**What is required**:
In the listing below, find every line containing "neutral" and copy it out.
Start
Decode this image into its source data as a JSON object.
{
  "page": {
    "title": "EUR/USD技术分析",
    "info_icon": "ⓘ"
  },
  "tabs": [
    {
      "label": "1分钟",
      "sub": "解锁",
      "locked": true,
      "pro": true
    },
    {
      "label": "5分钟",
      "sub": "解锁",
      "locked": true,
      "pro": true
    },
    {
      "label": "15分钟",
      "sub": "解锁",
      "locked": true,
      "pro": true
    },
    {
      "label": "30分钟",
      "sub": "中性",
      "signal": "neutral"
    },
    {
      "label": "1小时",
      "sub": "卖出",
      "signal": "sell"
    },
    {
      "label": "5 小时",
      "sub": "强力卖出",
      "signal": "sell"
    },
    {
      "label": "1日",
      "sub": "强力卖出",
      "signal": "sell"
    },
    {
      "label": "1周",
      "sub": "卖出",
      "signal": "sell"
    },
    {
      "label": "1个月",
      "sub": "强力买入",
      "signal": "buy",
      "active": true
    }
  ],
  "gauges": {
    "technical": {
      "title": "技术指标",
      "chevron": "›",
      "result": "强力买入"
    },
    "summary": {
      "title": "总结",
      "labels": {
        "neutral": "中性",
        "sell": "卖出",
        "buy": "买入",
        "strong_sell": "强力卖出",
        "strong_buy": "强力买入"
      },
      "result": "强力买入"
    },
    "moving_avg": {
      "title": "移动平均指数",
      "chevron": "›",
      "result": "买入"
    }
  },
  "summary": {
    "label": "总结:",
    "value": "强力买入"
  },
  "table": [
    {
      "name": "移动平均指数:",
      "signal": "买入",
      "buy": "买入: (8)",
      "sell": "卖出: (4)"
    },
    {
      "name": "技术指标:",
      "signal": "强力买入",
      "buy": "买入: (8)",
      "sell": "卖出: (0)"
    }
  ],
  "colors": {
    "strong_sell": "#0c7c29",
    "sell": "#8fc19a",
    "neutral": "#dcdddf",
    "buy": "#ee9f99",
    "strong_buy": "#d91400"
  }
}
End
**Completed task**:
      "signal": "neutral"
        "neutral": "中性",
    "neutral": "#dcdddf",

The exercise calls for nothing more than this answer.